* **SUPPLIED TEXT**:
┄┄┄┄┄┄┄┄┄┄┄┄┄┄┄┄┄┄┄┄

I've spent half a century writing for radio and print (mostly print). I hope to still be tapping the keys as I take my last breath.
Totally unsuited and ill-prepared, Farouk inherited the throne of Egypt in 1936 at the age of 16. He was skilled at being a wastrel and womanizer, but not much else. His penchant for indulging his lavish lifestyle led to his removal in a coup in 1952.
The Muhammad Ali Dynasty
At the start of the 19th century, an Ottoman army was sent to push Napoleon out of Egypt. The Ottoman force was under the command of Muhammad Ali Pasha, an Albanian mercenary.
With Napoleon gone, Muhammad Ali formed an alliance with Egyptians who had resisted French occupation. In so doing, he created a power base that forced the Ottoman Sultan Mahmud II to recognize him as the de facto ruler of Egypt. So began the Muhammad Ali dynasty.
As the Ottoman Empire decayed, Muhammad Ali emerged as the main regional power. He conquered Sudan and began modernizing Egypt, handing over a strong and powerful state to his successors, until it landed in the untrained hands of Farouk I.
Farouk's Early Years
On February 11, 1920, Farouk arrived in this world, the only son of King Faud I of Egypt and his wife Nazli Sabri. He was born into a family of immense wealth in a country where the vast majority of the population was mired in poverty. At the time, Egypt and Sudan were British protectorates, and, by a treaty in 1922, the king had considerable power.

┄┄┄┄┄┄┄┄┄┄┄┄┄┄┄┄┄┄┄┄

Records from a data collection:
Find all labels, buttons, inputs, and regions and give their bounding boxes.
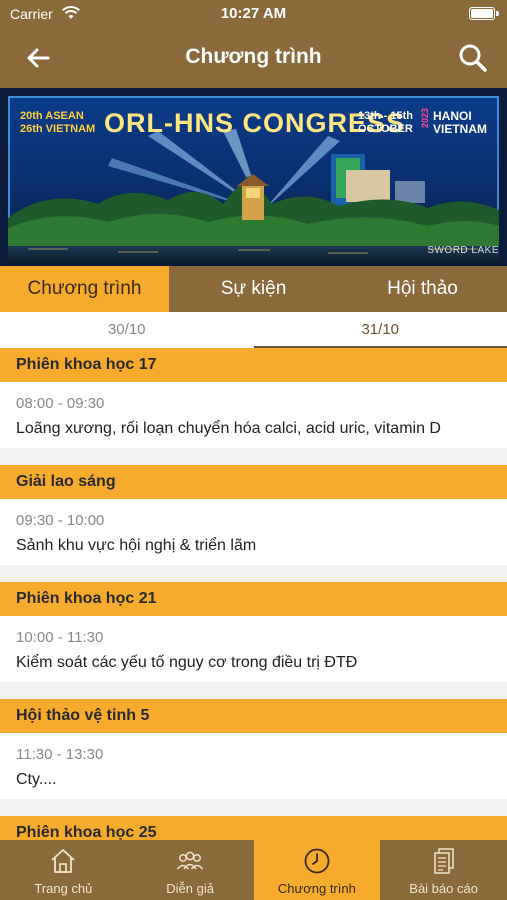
- session-body: 08:00 - 09:30 Loãng xương, rối loạn chuy…: [0, 382, 507, 448]
- date-tab-31-10[interactable]: 31/10: [253, 312, 507, 348]
- congress-banner: 20th ASEAN 26th VIETNAM ORL-HNS CONGRESS…: [0, 88, 507, 266]
- session-title: Phiên khoa học 21: [0, 582, 507, 616]
- session-body: 10:00 - 11:30 Kiểm soát các yếu tố nguy …: [0, 616, 507, 682]
- session-gap: [0, 682, 507, 699]
- session-title: Phiên khoa học 25: [0, 816, 507, 840]
- session-item[interactable]: Giải lao sáng 09:30 - 10:00 Sảnh khu vực…: [0, 465, 507, 565]
- session-gap: [0, 799, 507, 816]
- date-tab-30-10[interactable]: 30/10: [0, 312, 254, 348]
- documents-icon: [433, 848, 454, 874]
- session-time: 09:30 - 10:00: [16, 512, 105, 529]
- tab-events[interactable]: Sự kiện: [169, 266, 338, 312]
- banner-dates-line2: OCTOBER: [358, 123, 413, 135]
- banner-city: HANOI VIETNAM: [433, 110, 487, 136]
- clock-icon: [304, 848, 330, 874]
- session-gap: [0, 565, 507, 582]
- section-tabs: Chương trình Sự kiện Hội thảo: [0, 266, 507, 312]
- tabbar-speakers-label: Diễn giả: [166, 881, 214, 896]
- banner-city-line2: VIETNAM: [433, 122, 487, 136]
- tabbar-program-label: Chương trình: [277, 881, 356, 896]
- banner-edition: 20th ASEAN 26th VIETNAM: [20, 110, 95, 136]
- status-bar: Carrier 10:27 AM: [0, 0, 507, 28]
- nav-bar: Chương trình: [0, 28, 507, 88]
- banner-year: 2023: [420, 108, 430, 129]
- tabbar-reports[interactable]: Bài báo cáo: [380, 840, 507, 900]
- tabbar-home-label: Trang chủ: [34, 881, 93, 896]
- bottom-tab-bar: Trang chủ Diễn giả Chương trình Bài báo …: [0, 840, 507, 900]
- session-description: Sảnh khu vực hội nghị & triển lãm: [16, 537, 257, 554]
- session-title: Hội thảo vệ tinh 5: [0, 699, 507, 733]
- tabbar-reports-label: Bài báo cáo: [409, 881, 478, 896]
- session-gap: [0, 448, 507, 465]
- session-body: 11:30 - 13:30 Cty....: [0, 733, 507, 799]
- banner-edition-line1: 20th ASEAN: [20, 110, 84, 122]
- session-body: 09:30 - 10:00 Sảnh khu vực hội nghị & tr…: [0, 499, 507, 565]
- search-icon[interactable]: [455, 40, 491, 76]
- banner-dates: 13th - 15th OCTOBER: [358, 110, 413, 136]
- tab-program[interactable]: Chương trình: [0, 266, 169, 312]
- banner-dates-line1: 13th - 15th: [358, 110, 414, 122]
- session-time: 08:00 - 09:30: [16, 395, 105, 412]
- clock-time: 10:27 AM: [220, 5, 287, 22]
- session-item[interactable]: Phiên khoa học 17 08:00 - 09:30 Loãng xư…: [0, 348, 507, 448]
- session-time: 10:00 - 11:30: [16, 629, 104, 646]
- banner-lake-label: SWORD LAKE: [427, 245, 499, 256]
- tab-workshops[interactable]: Hội thảo: [338, 266, 507, 312]
- banner-edition-line2: 26th VIETNAM: [20, 123, 96, 135]
- session-list[interactable]: Phiên khoa học 17 08:00 - 09:30 Loãng xư…: [0, 348, 507, 840]
- tabbar-home[interactable]: Trang chủ: [0, 840, 127, 900]
- session-item[interactable]: Phiên khoa học 25: [0, 816, 507, 840]
- battery-tip: [496, 11, 499, 16]
- date-selector: 30/10 31/10: [0, 312, 507, 348]
- session-item[interactable]: Phiên khoa học 21 10:00 - 11:30 Kiểm soá…: [0, 582, 507, 682]
- session-item[interactable]: Hội thảo vệ tinh 5 11:30 - 13:30 Cty....: [0, 699, 507, 799]
- session-time: 11:30 - 13:30: [16, 746, 104, 763]
- session-description: Loãng xương, rối loạn chuyển hóa calci, …: [16, 420, 441, 437]
- tabbar-speakers[interactable]: Diễn giả: [127, 840, 254, 900]
- home-icon: [51, 849, 75, 873]
- session-description: Kiểm soát các yếu tố nguy cơ trong điều …: [16, 654, 358, 671]
- session-title: Giải lao sáng: [0, 465, 507, 499]
- page-title: Chương trình: [185, 45, 322, 68]
- speakers-icon: [177, 851, 204, 870]
- tabbar-program[interactable]: Chương trình: [253, 840, 381, 900]
- session-title: Phiên khoa học 17: [0, 348, 507, 382]
- session-description: Cty....: [16, 771, 57, 788]
- battery-icon: [469, 7, 495, 20]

┄┄┄┄┄┄┄┄┄┄┄┄┄┄┄┄┄┄┄┄

* **SHORT PROBLEM 1**: Based on the text about King Farouk, do these statements agree with it? Answer yes or no for each and quote the deciding words. (a) Farouk became king of Egypt at the age of 16. (b) Muhammad Ali Pasha was an Egyptian officer. (c) Muhammad Ali conquered Sudan.
* **SHORT PROBLEM 2**: Summarize the text about King Farouk in three sentences.

* **RESULT 1**:
(a) Yes: "Farouk inherited the throne of Egypt in 1936 at the age of 16."
(b) No: "Muhammad Ali Pasha, an Albanian mercenary."
(c) Yes: "He conquered Sudan and began modernizing Egypt."

* **RESULT 2**: Farouk was born on February 11, 1920, the only son of King Faud I, into immense wealth while most Egyptians lived in poverty. He inherited a strong state that the Muhammad Ali dynasty had built after its founder, an Albanian mercenary, pushed out Napoleon and became Egypt's de facto ruler. Taking the throne at 16 in 1936, Farouk proved unsuited to it, and his lavish lifestyle led to his removal in a 1952 coup.